___ Given records

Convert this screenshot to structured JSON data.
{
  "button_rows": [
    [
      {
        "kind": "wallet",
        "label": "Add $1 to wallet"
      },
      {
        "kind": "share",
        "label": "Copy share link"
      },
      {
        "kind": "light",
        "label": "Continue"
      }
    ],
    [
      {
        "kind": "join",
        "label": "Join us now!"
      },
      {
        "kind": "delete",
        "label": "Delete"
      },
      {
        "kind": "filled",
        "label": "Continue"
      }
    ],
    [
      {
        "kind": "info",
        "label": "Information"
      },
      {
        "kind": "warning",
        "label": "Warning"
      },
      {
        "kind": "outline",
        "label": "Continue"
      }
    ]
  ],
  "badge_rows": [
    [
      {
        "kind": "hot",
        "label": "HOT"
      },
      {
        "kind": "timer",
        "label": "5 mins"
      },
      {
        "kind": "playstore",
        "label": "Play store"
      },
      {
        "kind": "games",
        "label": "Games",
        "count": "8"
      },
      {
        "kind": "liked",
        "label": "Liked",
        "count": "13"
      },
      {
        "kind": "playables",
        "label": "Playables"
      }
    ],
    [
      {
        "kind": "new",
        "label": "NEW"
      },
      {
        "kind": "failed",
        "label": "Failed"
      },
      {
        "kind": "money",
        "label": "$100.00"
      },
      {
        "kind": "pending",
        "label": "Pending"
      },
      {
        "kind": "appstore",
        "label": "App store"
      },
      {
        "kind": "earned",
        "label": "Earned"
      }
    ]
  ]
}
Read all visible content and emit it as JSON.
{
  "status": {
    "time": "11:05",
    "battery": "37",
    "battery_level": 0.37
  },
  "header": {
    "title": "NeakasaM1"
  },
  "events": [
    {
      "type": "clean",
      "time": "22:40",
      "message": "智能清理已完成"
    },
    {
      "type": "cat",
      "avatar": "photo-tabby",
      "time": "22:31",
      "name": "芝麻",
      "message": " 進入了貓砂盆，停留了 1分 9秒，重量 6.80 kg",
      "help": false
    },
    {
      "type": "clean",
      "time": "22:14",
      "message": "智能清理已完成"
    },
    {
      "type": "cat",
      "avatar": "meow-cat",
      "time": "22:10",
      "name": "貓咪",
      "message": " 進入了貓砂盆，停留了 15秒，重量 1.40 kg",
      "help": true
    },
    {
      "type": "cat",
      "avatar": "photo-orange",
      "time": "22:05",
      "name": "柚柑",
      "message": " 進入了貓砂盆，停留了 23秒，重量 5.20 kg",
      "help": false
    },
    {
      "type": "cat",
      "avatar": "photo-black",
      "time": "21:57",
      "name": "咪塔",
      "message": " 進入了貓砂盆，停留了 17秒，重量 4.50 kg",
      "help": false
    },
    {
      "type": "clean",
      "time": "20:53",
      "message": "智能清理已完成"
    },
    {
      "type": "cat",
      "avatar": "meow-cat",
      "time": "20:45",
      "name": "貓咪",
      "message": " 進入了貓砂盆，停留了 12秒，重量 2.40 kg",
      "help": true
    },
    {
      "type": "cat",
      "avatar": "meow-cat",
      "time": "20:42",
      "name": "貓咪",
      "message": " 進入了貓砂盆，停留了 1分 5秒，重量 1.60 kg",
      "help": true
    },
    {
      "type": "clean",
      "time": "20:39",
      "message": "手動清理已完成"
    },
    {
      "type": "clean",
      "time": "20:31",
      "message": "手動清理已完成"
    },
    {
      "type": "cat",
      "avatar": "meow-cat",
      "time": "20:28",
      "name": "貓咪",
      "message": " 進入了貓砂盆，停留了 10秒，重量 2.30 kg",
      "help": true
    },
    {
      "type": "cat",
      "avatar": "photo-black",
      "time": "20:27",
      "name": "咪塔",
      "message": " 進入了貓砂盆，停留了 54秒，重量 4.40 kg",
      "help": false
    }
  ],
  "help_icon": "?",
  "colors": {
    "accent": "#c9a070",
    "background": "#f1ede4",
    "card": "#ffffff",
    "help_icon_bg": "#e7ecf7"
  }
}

______

Give the entries again in full, exactly as they are written.

> _Task output_
Convert this screenshot to structured JSON data.
{
  "button_rows": [
    [
      {
        "kind": "wallet",
        "label": "Add $1 to wallet"
      },
      {
        "kind": "share",
        "label": "Copy share link"
      },
      {
        "kind": "light",
        "label": "Continue"
      }
    ],
    [
      {
        "kind": "join",
        "label": "Join us now!"
      },
      {
        "kind": "delete",
        "label": "Delete"
      },
      {
        "kind": "filled",
        "label": "Continue"
      }
    ],
    [
      {
        "kind": "info",
        "label": "Information"
      },
      {
        "kind": "warning",
        "label": "Warning"
      },
      {
        "kind": "outline",
        "label": "Continue"
      }
    ]
  ],
  "badge_rows": [
    [
      {
        "kind": "hot",
        "label": "HOT"
      },
      {
        "kind": "timer",
        "label": "5 mins"
      },
      {
        "kind": "playstore",
        "label": "Play store"
      },
      {
        "kind": "games",
        "label": "Games",
        "count": "8"
      },
      {
        "kind": "liked",
        "label": "Liked",
        "count": "13"
      },
      {
        "kind": "playables",
        "label": "Playables"
      }
    ],
    [
      {
        "kind": "new",
        "label": "NEW"
      },
      {
        "kind": "failed",
        "label": "Failed"
      },
      {
        "kind": "money",
        "label": "$100.00"
      },
      {
        "kind": "pending",
        "label": "Pending"
      },
      {
        "kind": "appstore",
        "label": "App store"
      },
      {
        "kind": "earned",
        "label": "Earned"
      }
    ]
  ]
}
Read all visible content and emit it as JSON.
{
  "status": {
    "time": "11:05",
    "battery": "37",
    "battery_level": 0.37
  },
  "header": {
    "title": "NeakasaM1"
  },
  "events": [
    {
      "type": "clean",
      "time": "22:40",
      "message": "智能清理已完成"
    },
    {
      "type": "cat",
      "avatar": "photo-tabby",
      "time": "22:31",
      "name": "芝麻",
      "message": " 進入了貓砂盆，停留了 1分 9秒，重量 6.80 kg",
      "help": false
    },
    {
      "type": "clean",
      "time": "22:14",
      "message": "智能清理已完成"
    },
    {
      "type": "cat",
      "avatar": "meow-cat",
      "time": "22:10",
      "name": "貓咪",
      "message": " 進入了貓砂盆，停留了 15秒，重量 1.40 kg",
      "help": true
    },
    {
      "type": "cat",
      "avatar": "photo-orange",
      "time": "22:05",
      "name": "柚柑",
      "message": " 進入了貓砂盆，停留了 23秒，重量 5.20 kg",
      "help": false
    },
    {
      "type": "cat",
      "avatar": "photo-black",
      "time": "21:57",
      "name": "咪塔",
      "message": " 進入了貓砂盆，停留了 17秒，重量 4.50 kg",
      "help": false
    },
    {
      "type": "clean",
      "time": "20:53",
      "message": "智能清理已完成"
    },
    {
      "type": "cat",
      "avatar": "meow-cat",
      "time": "20:45",
      "name": "貓咪",
      "message": " 進入了貓砂盆，停留了 12秒，重量 2.40 kg",
      "help": true
    },
    {
      "type": "cat",
      "avatar": "meow-cat",
      "time": "20:42",
      "name": "貓咪",
      "message": " 進入了貓砂盆，停留了 1分 5秒，重量 1.60 kg",
      "help": true
    },
    {
      "type": "clean",
      "time": "20:39",
      "message": "手動清理已完成"
    },
    {
      "type": "clean",
      "time": "20:31",
      "message": "手動清理已完成"
    },
    {
      "type": "cat",
      "avatar": "meow-cat",
      "time": "20:28",
      "name": "貓咪",
      "message": " 進入了貓砂盆，停留了 10秒，重量 2.30 kg",
      "help": true
    },
    {
      "type": "cat",
      "avatar": "photo-black",
      "time": "20:27",
      "name": "咪塔",
      "message": " 進入了貓砂盆，停留了 54秒，重量 4.40 kg",
      "help": false
    }
  ],
  "help_icon": "?",
  "colors": {
    "accent": "#c9a070",
    "background": "#f1ede4",
    "card": "#ffffff",
    "help_icon_bg": "#e7ecf7"
  }
}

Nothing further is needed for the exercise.